# [Document extract]
__________

- Wellswood Location within the state of Florida
- Coordinates: 27°59′13″N 82°28′50″W﻿ / ﻿27.98694°N 82.48056°W
- Country: United States
- State: Florida
- County: Hillsborough
- City: Tampa

Population (2000)
- • Total: 4,126
- Time zone: UTC-5 (Eastern (EST))
- • Summer (DST): UTC-4 (EDT)
- ZIP codes: 33603, 33607, and 33614

= Wellswood =

Wellswood is a working class to middle-class neighborhood within the city limits of Tampa, Florida. As of the 2000 census the neighborhood had a population of 4,126. The ZIP Codes serving the neighborhood are 33603, 33607, and 33614.

==Geography==
Wellswood boundaries are Hillsborough Avenue to the north, Hillsborough River to the east, Dr. Martin Luther King Jr. Blvd. to the south, and Armenia Avenue to the west.

==Demographics==
Source: Hillsborough County Atlas

At the 2000 census there were 4,126 people and 1,836 households residing in the neighborhood. The population density was 4,404/mi^{2}. The racial makeup of the neighborhood was 76.0% White, 15.0% African American, 0.0% Native American, 1.0% Asian, less than 4.0% from other races, and 4.0% from two or more races. Hispanic or Latino of any race were 33.0%. Still today the neighborhood has many residents of Cuban, Spanish, and Italian descent.

Of the 1,836 households 20% had children under the age of 18 living with them, 32% were married couples living together, 16% had a female householder with no husband present, and 10% were non-families. 38% of households were made up of individuals.

The age distribution was 24% under the age of 18, 27% from 18 to 34, 19% from 35 to 49, 11% from 50 to 64, and 20% 65 or older. For every 100 females, there were 82.2 males.

The per capita income for the neighborhood was $17,169. About 14.0% of the population were below the poverty line, including 20.0% of those under age 18 and 20.0% of those age 65 or over.

==History==
Wellswood derives its name from the Wells family who originally purchased the 640 acre on which the community sits. The Wellswood community center was deeded by James F. and Edna Wells Wishart in 1949 and the first house was built in 1950. Wellswood was originally known as Wells Park but was renamed due to the abundance of pine and oak trees in the area.

__________

# [Source information]
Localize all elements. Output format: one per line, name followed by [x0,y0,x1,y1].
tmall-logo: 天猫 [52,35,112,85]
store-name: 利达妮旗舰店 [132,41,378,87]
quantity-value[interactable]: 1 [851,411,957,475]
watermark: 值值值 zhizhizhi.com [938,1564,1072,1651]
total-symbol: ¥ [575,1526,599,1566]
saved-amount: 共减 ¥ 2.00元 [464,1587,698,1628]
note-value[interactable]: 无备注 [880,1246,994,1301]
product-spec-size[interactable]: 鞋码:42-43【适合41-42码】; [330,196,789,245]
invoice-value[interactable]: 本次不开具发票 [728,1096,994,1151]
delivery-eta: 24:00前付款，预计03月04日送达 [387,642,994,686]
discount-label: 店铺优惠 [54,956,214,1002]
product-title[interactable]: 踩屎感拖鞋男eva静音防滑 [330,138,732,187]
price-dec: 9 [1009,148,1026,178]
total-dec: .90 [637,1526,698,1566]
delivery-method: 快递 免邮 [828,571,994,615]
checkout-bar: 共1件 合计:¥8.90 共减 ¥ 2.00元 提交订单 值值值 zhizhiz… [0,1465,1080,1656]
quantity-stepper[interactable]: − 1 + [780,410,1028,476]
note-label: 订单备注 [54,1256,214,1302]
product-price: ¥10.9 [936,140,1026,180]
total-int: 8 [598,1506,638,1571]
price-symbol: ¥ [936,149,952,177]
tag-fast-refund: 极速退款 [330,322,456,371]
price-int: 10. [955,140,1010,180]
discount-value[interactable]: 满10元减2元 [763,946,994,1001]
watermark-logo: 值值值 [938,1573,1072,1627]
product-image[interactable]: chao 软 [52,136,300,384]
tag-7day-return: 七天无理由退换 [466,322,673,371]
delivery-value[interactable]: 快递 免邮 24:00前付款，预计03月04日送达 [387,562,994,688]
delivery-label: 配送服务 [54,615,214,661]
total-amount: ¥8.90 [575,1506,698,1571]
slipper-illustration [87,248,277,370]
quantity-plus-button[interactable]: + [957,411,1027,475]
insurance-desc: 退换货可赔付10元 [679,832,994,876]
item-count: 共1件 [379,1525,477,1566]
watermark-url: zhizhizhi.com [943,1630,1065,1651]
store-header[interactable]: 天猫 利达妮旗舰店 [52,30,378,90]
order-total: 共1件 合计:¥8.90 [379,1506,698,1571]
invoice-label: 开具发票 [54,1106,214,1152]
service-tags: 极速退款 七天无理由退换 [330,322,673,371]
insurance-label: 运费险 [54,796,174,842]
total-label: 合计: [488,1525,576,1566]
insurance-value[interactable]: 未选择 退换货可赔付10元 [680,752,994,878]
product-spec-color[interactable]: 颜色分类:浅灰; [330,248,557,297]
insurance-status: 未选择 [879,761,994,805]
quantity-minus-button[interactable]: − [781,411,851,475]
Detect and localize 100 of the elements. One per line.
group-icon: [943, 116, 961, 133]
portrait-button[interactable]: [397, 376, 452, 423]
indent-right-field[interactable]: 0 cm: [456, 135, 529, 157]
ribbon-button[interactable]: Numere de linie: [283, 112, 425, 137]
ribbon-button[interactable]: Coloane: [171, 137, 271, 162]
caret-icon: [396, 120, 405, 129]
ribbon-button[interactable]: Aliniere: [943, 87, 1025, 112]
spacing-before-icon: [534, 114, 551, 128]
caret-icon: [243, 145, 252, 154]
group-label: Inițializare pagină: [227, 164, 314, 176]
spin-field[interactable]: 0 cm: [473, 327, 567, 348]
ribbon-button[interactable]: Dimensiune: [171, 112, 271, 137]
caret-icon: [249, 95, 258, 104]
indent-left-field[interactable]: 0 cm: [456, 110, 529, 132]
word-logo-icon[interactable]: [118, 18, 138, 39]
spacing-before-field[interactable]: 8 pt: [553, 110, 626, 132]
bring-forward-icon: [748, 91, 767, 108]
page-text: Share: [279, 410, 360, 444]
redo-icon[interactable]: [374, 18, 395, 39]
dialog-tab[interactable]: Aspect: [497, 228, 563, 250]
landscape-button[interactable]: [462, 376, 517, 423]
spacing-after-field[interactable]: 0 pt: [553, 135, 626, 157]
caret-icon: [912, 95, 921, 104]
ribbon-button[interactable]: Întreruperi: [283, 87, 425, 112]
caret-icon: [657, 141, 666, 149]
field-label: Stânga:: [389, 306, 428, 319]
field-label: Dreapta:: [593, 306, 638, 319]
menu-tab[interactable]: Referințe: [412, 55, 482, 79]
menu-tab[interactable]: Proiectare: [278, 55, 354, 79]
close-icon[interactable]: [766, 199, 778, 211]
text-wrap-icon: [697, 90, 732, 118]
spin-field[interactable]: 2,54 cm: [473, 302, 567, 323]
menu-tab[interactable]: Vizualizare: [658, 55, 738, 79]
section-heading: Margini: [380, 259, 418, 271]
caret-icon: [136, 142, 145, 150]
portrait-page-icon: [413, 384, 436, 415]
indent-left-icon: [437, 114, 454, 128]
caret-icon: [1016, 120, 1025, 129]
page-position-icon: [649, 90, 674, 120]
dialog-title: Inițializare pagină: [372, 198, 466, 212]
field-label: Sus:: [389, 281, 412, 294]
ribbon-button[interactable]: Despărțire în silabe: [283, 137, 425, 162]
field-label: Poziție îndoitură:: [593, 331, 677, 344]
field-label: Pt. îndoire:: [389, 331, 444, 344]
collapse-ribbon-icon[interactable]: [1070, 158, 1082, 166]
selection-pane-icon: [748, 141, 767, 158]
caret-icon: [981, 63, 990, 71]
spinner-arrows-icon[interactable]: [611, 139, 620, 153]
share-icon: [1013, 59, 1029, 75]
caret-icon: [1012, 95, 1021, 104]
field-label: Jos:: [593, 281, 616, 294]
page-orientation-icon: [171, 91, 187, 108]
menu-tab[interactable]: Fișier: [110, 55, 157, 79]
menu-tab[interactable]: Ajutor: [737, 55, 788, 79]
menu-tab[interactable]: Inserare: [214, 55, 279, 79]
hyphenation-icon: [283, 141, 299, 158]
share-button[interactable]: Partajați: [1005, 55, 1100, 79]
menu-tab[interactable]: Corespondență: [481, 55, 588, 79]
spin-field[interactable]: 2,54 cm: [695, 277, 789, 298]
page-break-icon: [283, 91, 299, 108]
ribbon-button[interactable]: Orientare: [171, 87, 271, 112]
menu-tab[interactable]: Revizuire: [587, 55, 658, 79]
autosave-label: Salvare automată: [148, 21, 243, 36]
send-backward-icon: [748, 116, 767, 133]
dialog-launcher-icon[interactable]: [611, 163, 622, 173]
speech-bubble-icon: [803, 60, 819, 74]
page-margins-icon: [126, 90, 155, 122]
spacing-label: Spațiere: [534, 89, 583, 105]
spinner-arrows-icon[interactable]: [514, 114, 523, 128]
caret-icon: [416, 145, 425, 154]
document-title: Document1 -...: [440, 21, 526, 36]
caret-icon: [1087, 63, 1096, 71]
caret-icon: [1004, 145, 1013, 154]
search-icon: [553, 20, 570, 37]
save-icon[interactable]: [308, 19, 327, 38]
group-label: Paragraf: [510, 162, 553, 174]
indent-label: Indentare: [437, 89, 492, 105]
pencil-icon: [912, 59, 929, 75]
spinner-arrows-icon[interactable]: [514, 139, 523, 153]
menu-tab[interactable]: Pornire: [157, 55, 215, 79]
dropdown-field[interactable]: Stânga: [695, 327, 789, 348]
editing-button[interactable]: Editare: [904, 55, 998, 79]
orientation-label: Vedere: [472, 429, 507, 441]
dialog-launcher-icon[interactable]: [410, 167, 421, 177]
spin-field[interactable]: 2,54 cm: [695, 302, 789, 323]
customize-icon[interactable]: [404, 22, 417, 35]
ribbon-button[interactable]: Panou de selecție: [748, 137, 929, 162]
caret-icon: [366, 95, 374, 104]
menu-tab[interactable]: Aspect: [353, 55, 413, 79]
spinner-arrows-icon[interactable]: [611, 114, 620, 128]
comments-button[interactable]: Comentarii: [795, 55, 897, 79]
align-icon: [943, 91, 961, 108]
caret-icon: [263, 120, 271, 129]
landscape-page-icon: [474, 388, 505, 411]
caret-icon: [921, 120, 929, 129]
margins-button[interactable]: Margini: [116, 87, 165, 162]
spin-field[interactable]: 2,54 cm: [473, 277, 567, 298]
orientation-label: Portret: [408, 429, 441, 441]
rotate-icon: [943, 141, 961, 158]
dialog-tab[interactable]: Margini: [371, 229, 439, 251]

__________

# [About this task]
Using the text on the Wellswood neighborhood, explain in one to three sentences how the neighborhood came by its name.

# [Task result]
The name comes from the Wells family, who originally purchased the 640 acres on which the community sits. The neighborhood was first known as Wells Park but was renamed Wellswood because of the abundance of pine and oak trees in the area.